Instructions to follow =
Put each line of the material below into a Markdown table with two columns, Row for the row number and Line for the text, and skip any blank lines. Leave the pictures out.

----

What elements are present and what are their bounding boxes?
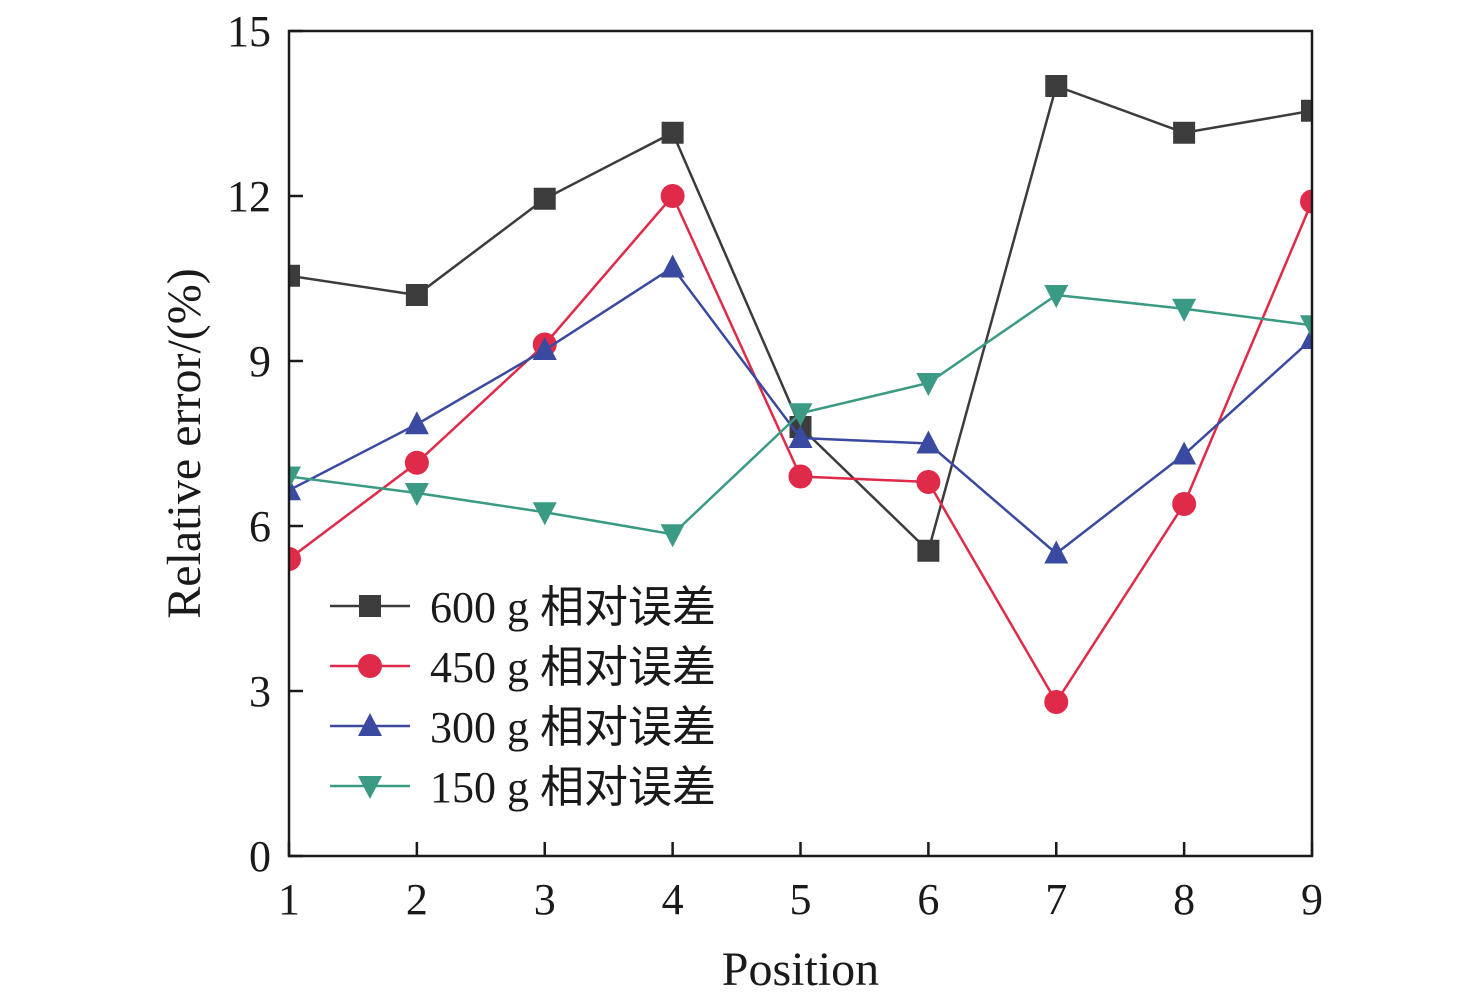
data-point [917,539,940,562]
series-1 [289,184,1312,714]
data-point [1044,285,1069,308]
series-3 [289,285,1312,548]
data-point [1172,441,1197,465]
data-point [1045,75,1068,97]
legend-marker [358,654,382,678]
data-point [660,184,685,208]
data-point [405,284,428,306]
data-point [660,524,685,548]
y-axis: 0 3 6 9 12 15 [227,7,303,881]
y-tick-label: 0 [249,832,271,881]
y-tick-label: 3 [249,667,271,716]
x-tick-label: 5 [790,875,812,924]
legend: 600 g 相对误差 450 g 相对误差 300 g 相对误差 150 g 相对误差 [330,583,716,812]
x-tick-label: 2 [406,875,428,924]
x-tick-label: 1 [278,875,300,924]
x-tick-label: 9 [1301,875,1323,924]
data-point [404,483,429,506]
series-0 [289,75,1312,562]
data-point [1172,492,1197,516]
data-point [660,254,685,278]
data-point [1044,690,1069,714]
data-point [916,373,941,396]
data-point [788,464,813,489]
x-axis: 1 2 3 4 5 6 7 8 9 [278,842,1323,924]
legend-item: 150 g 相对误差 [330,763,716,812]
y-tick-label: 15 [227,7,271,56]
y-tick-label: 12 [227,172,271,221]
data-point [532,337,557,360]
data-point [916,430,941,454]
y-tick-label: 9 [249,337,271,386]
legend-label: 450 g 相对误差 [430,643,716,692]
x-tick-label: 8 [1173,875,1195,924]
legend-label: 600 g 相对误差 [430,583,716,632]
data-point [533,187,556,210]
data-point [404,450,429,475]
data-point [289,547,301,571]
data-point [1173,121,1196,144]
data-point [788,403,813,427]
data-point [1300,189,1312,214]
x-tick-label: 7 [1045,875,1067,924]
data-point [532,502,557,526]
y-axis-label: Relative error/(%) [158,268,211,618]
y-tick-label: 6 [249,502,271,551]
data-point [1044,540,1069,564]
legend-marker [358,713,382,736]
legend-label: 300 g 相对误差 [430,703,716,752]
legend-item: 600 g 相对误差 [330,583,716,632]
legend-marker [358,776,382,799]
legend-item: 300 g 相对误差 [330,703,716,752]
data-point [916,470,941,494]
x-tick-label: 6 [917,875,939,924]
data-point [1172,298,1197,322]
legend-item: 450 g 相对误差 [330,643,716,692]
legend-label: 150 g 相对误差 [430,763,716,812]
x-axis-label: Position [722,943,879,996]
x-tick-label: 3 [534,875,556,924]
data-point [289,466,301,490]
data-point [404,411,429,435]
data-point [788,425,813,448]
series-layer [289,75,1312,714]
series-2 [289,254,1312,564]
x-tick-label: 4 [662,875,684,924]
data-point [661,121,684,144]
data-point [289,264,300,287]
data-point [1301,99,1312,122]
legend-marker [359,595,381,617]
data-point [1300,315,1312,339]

----

Task solution =
| Row | Line |
|---|---|
| 1 | What elements are present and what are their bounding boxes? |
| 2 | data-point [917,539,940,562] |
| 3 | series-1 [289,184,1312,714] |
| 4 | data-point [1044,285,1069,308] |
| 5 | series-3 [289,285,1312,548] |
| 6 | data-point [1172,441,1197,465] |
| 7 | data-point [1045,75,1068,97] |
| 8 | legend-marker [358,654,382,678] |
| 9 | data-point [660,184,685,208] |
| 10 | data-point [405,284,428,306] |
| 11 | data-point [660,524,685,548] |
| 12 | y-axis: 0 3 6 9 12 15 [227,7,303,881] |
| 13 | y-tick-label: 0 [249,832,271,881] |
| 14 | y-tick-label: 3 [249,667,271,716] |
| 15 | x-tick-label: 5 [790,875,812,924] |
| 16 | legend: 600 g 相对误差 450 g 相对误差 300 g 相对误差 150 g 相对误差 [330,583,716,812] |
| 17 | x-tick-label: 2 [406,875,428,924] |
| 18 | x-tick-label: 1 [278,875,300,924] |
| 19 | x-tick-label: 9 [1301,875,1323,924] |
| 20 | data-point [404,483,429,506] |
| 21 | series-0 [289,75,1312,562] |
| 22 | data-point [1172,492,1197,516] |
| 23 | data-point [660,254,685,278] |
| 24 | data-point [1044,690,1069,714] |
| 25 | data-point [916,373,941,396] |
| 26 | data-point [788,464,813,489] |
| 27 | x-axis: 1 2 3 4 5 6 7 8 9 [278,842,1323,924] |
| 28 | legend-item: 150 g 相对误差 [330,763,716,812] |
| 29 | y-tick-label: 15 [227,7,271,56] |
| 30 | y-tick-label: 12 [227,172,271,221] |
| 31 | data-point [532,337,557,360] |
| 32 | data-point [916,430,941,454] |
| 33 | y-tick-label: 9 [249,337,271,386] |
| 34 | legend-label: 450 g 相对误差 [430,643,716,692] |
| 35 | x-tick-label: 8 [1173,875,1195,924] |
| 36 | legend-label: 600 g 相对误差 [430,583,716,632] |
| 37 | data-point [533,187,556,210] |
| 38 | data-point [404,450,429,475] |
| 39 | data-point [289,547,301,571] |
| 40 | data-point [1173,121,1196,144] |
| 41 | data-point [788,403,813,427] |
| 42 | data-point [1300,189,1312,214] |
| 43 | x-tick-label: 7 [1045,875,1067,924] |
| 44 | data-point [532,502,557,526] |
| 45 | y-axis-label: Relative error/(%) [158,268,211,618] |
| 46 | y-tick-label: 6 [249,502,271,551] |
| 47 | data-point [1044,540,1069,564] |
| 48 | legend-marker [358,713,382,736] |
| 49 | legend-label: 300 g 相对误差 [430,703,716,752] |
| 50 | legend-item: 600 g 相对误差 [330,583,716,632] |
| 51 | legend-marker [358,776,382,799] |
| 52 | legend-item: 300 g 相对误差 [330,703,716,752] |
| 53 | data-point [916,470,941,494] |
| 54 | x-tick-label: 6 [917,875,939,924] |
| 55 | data-point [1172,298,1197,322] |
| 56 | legend-item: 450 g 相对误差 [330,643,716,692] |
| 57 | legend-label: 150 g 相对误差 [430,763,716,812] |
| 58 | x-axis-label: Position [722,943,879,996] |
| 59 | x-tick-label: 3 [534,875,556,924] |
| 60 | data-point [289,466,301,490] |
| 61 | data-point [404,411,429,435] |
| 62 | data-point [788,425,813,448] |
| 63 | series-layer [289,75,1312,714] |
| 64 | series-2 [289,254,1312,564] |
| 65 | x-tick-label: 4 [662,875,684,924] |
| 66 | data-point [661,121,684,144] |
| 67 | data-point [289,264,300,287] |
| 68 | data-point [1301,99,1312,122] |
| 69 | legend-marker [359,595,381,617] |
| 70 | data-point [1300,315,1312,339] |